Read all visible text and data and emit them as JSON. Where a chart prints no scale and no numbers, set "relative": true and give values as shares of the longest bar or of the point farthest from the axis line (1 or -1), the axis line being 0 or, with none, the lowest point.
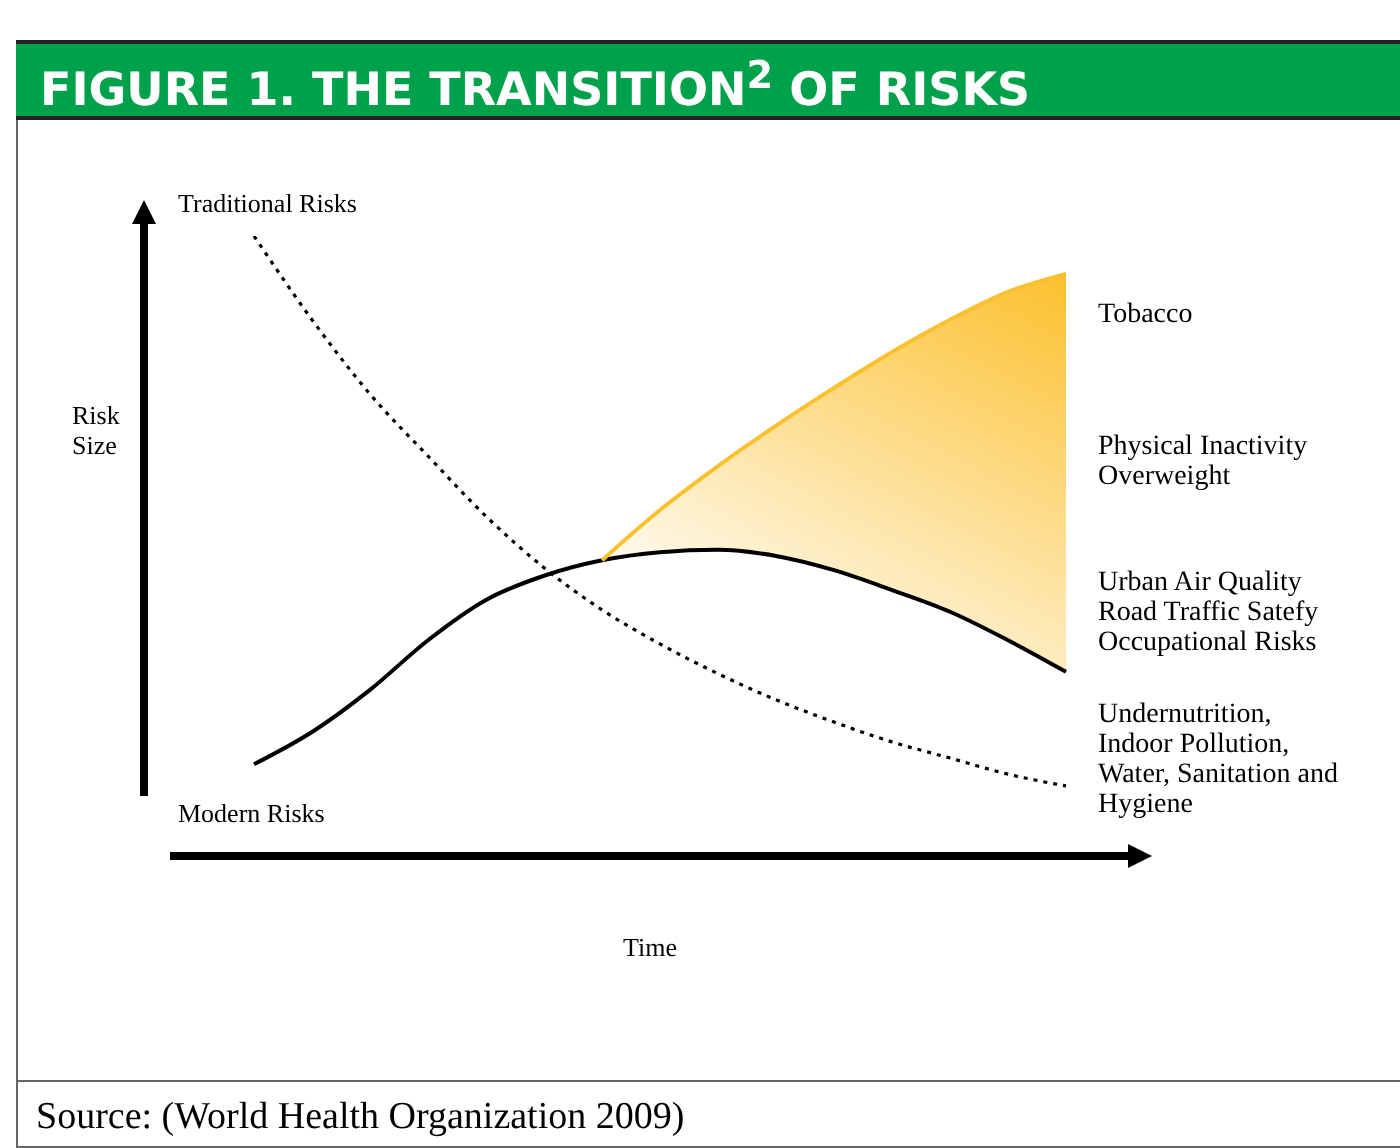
{
  "chart_data": {
    "type": "line",
    "title": "FIGURE 1. THE TRANSITION$^{2}$ OF RISKS",
    "xlabel": "Time",
    "relative": true,
    "categories": [
      null,
      null,
      null,
      null,
      null,
      null,
      null,
      null,
      null,
      null,
      null,
      null,
      null,
      null,
      null
    ],
    "series": [
      {
        "name": "Traditional Risks",
        "color": "#000000",
        "line_style": "dotted",
        "values": [
          1,
          0.865,
          0.745,
          0.645,
          0.548,
          0.465,
          0.397,
          0.342,
          0.294,
          0.252,
          0.216,
          0.184,
          0.158,
          0.132,
          0.113
        ]
      },
      {
        "name": "Modern Risks",
        "color": "#000000",
        "line_style": "solid",
        "values": [
          0.148,
          0.2,
          0.268,
          0.348,
          0.413,
          0.452,
          0.477,
          0.49,
          0.494,
          0.484,
          0.461,
          0.429,
          0.394,
          0.348,
          0.297
        ]
      },
      {
        "color": "#fbc02d",
        "line_style": "solid",
        "values": [
          null,
          null,
          null,
          null,
          null,
          null,
          0.477,
          0.558,
          0.629,
          0.694,
          0.755,
          0.813,
          0.865,
          0.91,
          0.939
        ],
        "lower": [
          null,
          null,
          null,
          null,
          null,
          null,
          0.477,
          0.49,
          0.494,
          0.484,
          0.461,
          0.429,
          0.394,
          0.348,
          0.297
        ],
        "upper": [
          null,
          null,
          null,
          null,
          null,
          null,
          0.477,
          0.558,
          0.629,
          0.694,
          0.755,
          0.813,
          0.865,
          0.91,
          0.939
        ]
      }
    ],
    "annotations": [
      "Risk Size",
      "Tobacco",
      "Physical Inactivity Overweight",
      "Urban Air Quality Road Traffic Satefy Occupational Risks",
      "Undernutrition, Indoor Pollution, Water, Sanitation and Hygiene",
      "Source: (World Health Organization 2009)"
    ]
  }
}
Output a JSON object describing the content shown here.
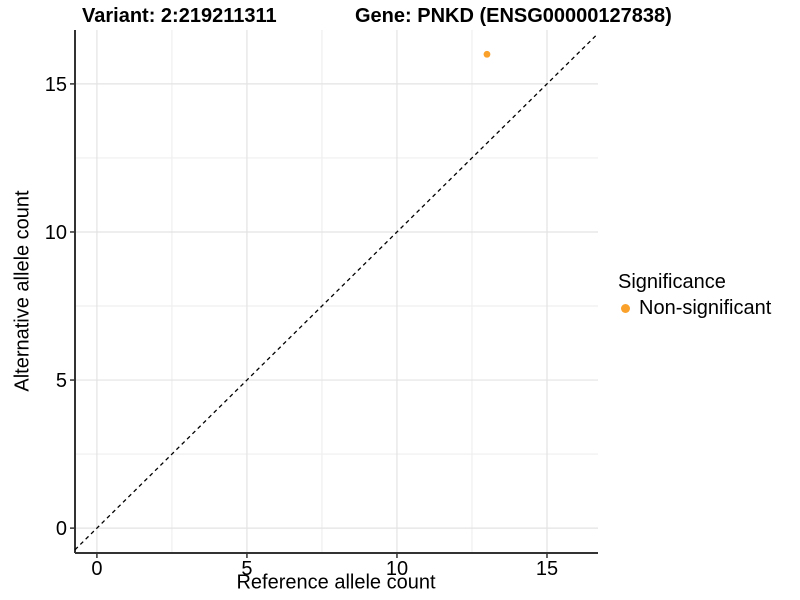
{
  "header": {
    "variant_title": "Variant: 2:219211311",
    "gene_title": "Gene: PNKD (ENSG00000127838)"
  },
  "colors": {
    "point_orange": "#F9A12B",
    "grid_major": "#E3E3E3",
    "grid_minor": "#EFEFEF",
    "axis_line": "#333333",
    "tick_mark": "#333333",
    "text": "#000000",
    "background": "#FFFFFF",
    "identity_line": "#000000"
  },
  "chart_data": {
    "type": "scatter",
    "title_left": "Variant: 2:219211311",
    "title_right": "Gene: PNKD (ENSG00000127838)",
    "xlabel": "Reference allele count",
    "ylabel": "Alternative allele count",
    "xlim": [
      -0.73,
      16.7
    ],
    "ylim": [
      -0.84,
      16.82
    ],
    "x_ticks": [
      0,
      5,
      10,
      15
    ],
    "y_ticks": [
      0,
      5,
      10,
      15
    ],
    "x_minor_ticks": [
      2.5,
      7.5,
      12.5
    ],
    "y_minor_ticks": [
      2.5,
      7.5,
      12.5
    ],
    "grid": true,
    "points": [
      {
        "x": 13,
        "y": 16,
        "series": "Non-significant"
      }
    ],
    "identity_line": {
      "slope": 1,
      "intercept": 0,
      "style": "dashed"
    },
    "legend": {
      "title": "Significance",
      "position": "right",
      "items": [
        {
          "label": "Non-significant",
          "color": "#F9A12B"
        }
      ]
    }
  }
}
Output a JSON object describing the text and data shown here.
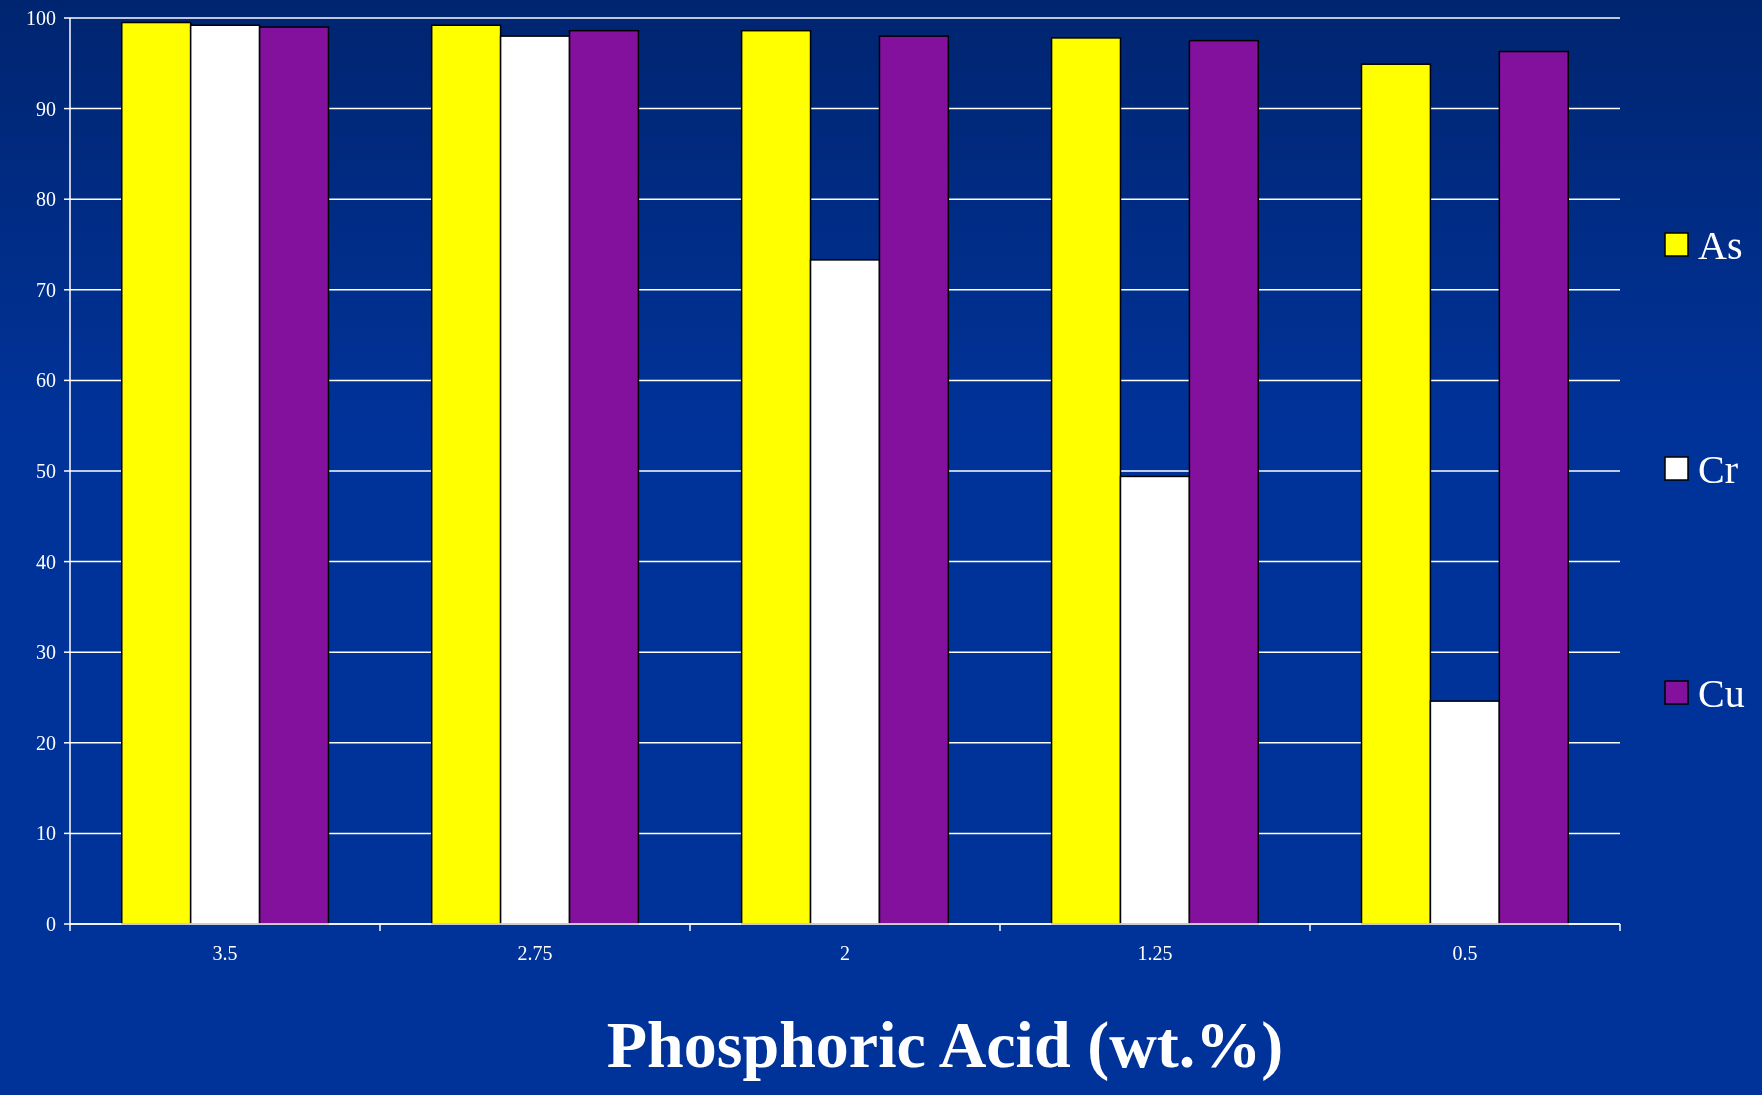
{
  "chart_data": {
    "type": "bar",
    "xlabel": "Phosphoric Acid (wt.%)",
    "categories": [
      "3.5",
      "2.75",
      "2",
      "1.25",
      "0.5"
    ],
    "series": [
      {
        "name": "As",
        "color": "#ffff00",
        "values": [
          99.5,
          99.2,
          98.6,
          97.8,
          94.9
        ]
      },
      {
        "name": "Cr",
        "color": "#ffffff",
        "values": [
          99.2,
          98.0,
          73.3,
          49.4,
          24.6
        ]
      },
      {
        "name": "Cu",
        "color": "#84109e",
        "values": [
          99.0,
          98.6,
          98.0,
          97.5,
          96.3
        ]
      }
    ],
    "ylim": [
      0,
      100
    ],
    "yticks": [
      0,
      10,
      20,
      30,
      40,
      50,
      60,
      70,
      80,
      90,
      100
    ],
    "grid": "y",
    "legend": "right"
  }
}
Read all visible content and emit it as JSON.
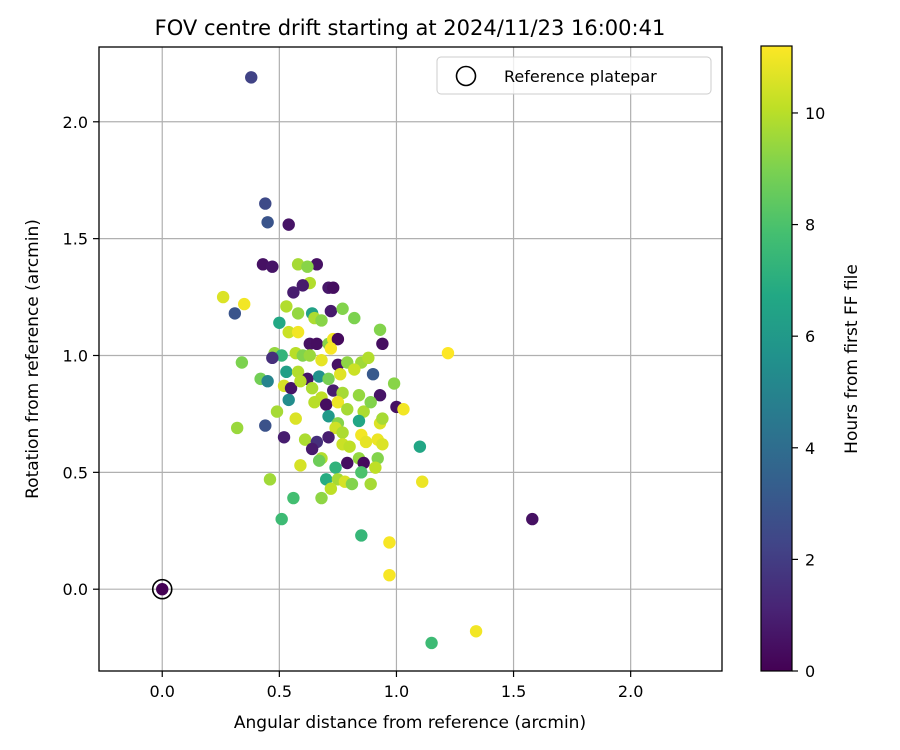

# The exercise
Scan the listing above for the word "xlabel" and copy every line that holds it.

# Answer to this exercise
    "xlabel": "Time",
    "xlabel": "Reference allele count",
    "xlabel": "Phosphoric Acid (wt.%)",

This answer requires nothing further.